DATA —
***

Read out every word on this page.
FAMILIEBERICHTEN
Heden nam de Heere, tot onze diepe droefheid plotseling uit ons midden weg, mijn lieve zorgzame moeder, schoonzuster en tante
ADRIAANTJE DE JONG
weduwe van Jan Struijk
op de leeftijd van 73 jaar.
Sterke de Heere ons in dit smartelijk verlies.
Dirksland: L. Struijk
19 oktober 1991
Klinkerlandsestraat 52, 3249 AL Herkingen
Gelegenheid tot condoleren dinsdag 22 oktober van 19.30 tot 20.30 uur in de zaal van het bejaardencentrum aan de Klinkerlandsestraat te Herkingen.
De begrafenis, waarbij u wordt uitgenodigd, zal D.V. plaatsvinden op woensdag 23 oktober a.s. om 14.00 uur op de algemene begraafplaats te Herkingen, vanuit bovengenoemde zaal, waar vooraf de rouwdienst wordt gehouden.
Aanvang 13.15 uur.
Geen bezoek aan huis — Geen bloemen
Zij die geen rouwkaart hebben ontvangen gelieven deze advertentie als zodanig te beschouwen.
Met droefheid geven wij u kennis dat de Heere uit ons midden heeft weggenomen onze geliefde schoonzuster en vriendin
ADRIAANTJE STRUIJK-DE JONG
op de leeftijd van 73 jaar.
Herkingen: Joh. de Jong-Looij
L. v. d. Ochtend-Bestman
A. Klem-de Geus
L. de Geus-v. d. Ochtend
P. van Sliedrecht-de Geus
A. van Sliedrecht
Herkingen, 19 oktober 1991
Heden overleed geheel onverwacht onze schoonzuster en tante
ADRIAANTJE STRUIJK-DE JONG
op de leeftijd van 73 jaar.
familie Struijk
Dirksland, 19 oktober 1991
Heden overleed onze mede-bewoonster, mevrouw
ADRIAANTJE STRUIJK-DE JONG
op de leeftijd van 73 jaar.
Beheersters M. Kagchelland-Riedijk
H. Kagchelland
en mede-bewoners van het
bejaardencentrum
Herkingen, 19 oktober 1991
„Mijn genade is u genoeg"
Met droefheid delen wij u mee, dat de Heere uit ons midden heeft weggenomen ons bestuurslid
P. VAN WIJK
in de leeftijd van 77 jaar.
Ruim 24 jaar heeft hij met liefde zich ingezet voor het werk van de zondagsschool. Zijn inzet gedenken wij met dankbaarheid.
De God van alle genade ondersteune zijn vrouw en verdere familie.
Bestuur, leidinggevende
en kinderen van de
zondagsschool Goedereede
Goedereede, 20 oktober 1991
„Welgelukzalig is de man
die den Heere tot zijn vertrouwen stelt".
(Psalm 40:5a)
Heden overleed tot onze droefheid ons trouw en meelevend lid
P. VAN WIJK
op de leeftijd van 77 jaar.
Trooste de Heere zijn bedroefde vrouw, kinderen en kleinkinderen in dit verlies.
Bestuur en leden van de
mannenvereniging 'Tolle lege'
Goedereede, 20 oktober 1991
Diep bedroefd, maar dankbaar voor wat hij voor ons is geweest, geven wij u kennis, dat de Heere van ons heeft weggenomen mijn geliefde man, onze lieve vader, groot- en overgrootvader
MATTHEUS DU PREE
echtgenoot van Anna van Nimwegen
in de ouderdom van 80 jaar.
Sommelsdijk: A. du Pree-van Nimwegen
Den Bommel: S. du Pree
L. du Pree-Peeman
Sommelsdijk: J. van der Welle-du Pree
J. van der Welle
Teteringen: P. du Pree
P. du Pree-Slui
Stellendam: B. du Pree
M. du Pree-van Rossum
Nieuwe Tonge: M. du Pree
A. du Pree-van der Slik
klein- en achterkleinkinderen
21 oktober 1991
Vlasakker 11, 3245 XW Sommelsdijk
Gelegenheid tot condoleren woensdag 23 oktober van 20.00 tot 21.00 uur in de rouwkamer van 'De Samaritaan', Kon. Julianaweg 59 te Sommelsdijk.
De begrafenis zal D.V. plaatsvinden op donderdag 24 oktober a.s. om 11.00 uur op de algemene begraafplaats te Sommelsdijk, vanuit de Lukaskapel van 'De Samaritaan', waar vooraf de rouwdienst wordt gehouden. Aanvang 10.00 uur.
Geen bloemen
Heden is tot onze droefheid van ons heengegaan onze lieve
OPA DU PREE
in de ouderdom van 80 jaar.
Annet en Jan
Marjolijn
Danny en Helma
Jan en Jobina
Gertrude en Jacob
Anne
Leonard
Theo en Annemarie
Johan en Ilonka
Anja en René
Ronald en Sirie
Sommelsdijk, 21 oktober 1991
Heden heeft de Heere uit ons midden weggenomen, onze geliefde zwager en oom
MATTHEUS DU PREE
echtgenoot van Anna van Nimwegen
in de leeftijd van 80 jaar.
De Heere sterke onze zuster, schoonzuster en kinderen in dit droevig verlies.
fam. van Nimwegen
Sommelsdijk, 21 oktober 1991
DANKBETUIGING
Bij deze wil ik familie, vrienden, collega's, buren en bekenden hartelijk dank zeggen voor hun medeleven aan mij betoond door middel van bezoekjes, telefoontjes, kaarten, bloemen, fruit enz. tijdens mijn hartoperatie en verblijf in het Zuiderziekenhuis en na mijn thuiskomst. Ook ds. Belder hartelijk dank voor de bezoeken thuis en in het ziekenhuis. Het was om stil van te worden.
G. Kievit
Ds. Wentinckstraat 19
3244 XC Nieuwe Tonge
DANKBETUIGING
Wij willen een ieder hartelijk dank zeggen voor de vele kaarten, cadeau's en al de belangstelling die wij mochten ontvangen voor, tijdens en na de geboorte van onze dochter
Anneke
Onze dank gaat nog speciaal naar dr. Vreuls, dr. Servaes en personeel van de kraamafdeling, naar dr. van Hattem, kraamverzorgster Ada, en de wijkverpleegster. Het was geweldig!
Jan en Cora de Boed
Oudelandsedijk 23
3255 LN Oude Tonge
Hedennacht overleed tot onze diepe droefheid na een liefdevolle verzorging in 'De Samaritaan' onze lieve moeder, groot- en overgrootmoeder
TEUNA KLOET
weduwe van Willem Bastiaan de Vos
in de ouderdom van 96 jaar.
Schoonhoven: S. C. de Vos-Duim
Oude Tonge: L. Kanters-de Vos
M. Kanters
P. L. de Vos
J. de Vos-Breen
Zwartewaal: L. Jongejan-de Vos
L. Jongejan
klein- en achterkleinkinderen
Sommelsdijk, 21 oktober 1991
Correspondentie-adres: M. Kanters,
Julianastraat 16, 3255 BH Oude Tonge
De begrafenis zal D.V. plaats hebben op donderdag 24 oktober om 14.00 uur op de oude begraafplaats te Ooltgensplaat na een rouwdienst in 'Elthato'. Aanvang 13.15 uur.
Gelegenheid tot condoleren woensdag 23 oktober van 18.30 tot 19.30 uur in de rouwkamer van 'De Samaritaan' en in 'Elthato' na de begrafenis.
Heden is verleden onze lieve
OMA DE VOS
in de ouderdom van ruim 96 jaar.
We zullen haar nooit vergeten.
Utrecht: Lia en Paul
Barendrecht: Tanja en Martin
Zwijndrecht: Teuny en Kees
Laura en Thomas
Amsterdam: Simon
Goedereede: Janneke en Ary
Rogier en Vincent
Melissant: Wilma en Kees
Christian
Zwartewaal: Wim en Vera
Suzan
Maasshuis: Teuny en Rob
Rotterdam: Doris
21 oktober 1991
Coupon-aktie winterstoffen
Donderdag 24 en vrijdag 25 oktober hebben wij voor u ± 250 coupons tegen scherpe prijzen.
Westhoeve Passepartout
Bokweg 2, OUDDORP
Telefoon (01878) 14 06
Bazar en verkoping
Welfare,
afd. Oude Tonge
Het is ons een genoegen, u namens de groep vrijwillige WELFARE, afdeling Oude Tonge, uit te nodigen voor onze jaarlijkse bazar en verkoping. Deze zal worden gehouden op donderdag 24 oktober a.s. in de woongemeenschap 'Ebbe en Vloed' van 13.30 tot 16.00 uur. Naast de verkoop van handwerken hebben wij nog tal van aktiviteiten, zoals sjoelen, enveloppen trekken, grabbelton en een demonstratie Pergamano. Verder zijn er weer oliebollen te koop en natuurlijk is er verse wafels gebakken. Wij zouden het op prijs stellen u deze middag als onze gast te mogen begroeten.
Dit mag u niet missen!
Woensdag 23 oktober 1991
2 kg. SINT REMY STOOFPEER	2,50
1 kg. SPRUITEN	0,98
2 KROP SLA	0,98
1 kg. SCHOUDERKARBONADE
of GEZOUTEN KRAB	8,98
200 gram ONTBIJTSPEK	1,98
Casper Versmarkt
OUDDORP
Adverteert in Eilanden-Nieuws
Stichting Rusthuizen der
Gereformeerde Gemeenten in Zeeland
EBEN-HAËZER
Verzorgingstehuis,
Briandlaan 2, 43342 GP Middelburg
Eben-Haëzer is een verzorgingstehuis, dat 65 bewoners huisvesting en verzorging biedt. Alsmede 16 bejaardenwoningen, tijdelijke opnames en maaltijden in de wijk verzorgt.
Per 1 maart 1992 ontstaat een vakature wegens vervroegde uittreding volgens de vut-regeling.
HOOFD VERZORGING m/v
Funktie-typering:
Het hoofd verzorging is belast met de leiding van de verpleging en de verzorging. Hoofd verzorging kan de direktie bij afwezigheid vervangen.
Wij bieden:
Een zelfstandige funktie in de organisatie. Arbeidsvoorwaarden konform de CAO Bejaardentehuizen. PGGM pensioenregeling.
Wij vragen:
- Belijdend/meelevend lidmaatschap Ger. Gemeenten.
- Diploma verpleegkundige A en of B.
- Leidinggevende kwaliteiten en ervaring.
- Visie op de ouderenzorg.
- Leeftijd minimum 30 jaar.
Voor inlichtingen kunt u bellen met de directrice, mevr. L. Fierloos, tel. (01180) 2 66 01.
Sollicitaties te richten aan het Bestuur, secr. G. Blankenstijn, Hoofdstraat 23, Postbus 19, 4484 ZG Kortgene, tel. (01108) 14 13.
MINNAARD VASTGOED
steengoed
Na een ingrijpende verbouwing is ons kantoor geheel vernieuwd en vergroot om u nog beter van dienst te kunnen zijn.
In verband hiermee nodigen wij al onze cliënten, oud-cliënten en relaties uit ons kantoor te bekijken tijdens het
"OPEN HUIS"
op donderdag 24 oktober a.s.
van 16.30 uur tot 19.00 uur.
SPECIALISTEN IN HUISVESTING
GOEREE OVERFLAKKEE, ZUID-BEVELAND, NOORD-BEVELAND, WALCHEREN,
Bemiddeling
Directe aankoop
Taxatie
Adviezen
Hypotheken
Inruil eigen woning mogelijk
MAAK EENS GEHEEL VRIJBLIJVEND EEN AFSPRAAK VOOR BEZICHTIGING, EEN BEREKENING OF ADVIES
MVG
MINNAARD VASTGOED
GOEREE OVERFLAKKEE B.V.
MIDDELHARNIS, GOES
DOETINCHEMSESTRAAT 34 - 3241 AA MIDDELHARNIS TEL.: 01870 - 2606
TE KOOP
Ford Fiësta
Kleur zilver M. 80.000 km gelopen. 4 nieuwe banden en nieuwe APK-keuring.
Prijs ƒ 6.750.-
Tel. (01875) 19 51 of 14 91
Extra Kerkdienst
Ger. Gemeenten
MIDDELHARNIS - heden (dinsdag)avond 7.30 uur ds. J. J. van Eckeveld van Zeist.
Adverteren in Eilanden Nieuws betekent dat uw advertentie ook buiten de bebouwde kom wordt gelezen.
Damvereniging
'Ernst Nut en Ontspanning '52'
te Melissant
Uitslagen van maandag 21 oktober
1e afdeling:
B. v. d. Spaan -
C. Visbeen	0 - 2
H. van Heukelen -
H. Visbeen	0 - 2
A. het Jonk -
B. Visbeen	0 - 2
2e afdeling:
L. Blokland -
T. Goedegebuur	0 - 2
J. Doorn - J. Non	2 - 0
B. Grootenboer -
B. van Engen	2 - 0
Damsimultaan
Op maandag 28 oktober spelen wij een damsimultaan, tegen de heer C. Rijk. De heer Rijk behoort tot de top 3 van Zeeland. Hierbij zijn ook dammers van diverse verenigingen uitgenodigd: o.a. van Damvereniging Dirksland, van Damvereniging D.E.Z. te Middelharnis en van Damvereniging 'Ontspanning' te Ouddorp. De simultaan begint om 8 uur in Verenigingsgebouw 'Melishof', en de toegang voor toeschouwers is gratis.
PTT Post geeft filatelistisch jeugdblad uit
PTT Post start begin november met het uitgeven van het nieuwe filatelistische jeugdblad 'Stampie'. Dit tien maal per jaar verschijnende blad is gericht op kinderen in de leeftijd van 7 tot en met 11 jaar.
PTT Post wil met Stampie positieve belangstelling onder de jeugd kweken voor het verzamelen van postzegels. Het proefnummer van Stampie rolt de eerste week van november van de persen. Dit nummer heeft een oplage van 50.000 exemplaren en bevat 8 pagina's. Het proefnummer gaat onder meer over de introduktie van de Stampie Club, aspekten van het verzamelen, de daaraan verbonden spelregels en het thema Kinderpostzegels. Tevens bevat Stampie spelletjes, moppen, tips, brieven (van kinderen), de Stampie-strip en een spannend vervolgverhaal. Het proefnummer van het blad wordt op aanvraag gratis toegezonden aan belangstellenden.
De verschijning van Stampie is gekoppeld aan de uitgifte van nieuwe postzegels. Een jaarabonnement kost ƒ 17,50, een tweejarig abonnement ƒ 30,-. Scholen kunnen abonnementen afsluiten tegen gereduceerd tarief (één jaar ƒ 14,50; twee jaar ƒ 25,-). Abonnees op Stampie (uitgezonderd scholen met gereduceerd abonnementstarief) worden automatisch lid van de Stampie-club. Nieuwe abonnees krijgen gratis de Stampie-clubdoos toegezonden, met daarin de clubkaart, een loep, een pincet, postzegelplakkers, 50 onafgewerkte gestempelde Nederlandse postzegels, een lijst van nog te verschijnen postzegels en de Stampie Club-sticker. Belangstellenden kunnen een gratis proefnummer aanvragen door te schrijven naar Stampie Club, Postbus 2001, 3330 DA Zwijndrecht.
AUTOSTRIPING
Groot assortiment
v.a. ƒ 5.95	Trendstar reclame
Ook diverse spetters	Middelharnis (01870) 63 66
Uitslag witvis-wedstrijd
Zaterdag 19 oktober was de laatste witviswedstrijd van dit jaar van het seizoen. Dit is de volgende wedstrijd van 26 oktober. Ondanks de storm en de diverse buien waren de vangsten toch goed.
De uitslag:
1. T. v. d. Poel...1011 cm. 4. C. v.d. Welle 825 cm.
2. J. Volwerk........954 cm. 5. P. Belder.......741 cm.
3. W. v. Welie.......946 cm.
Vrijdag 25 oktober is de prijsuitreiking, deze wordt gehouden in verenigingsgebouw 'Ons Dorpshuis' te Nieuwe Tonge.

***

WHAT YOU ARE ASKED TO DO — In the records above, count the lines that contain the word "Postbus" and state only that count.

RESPONSE BOX — 2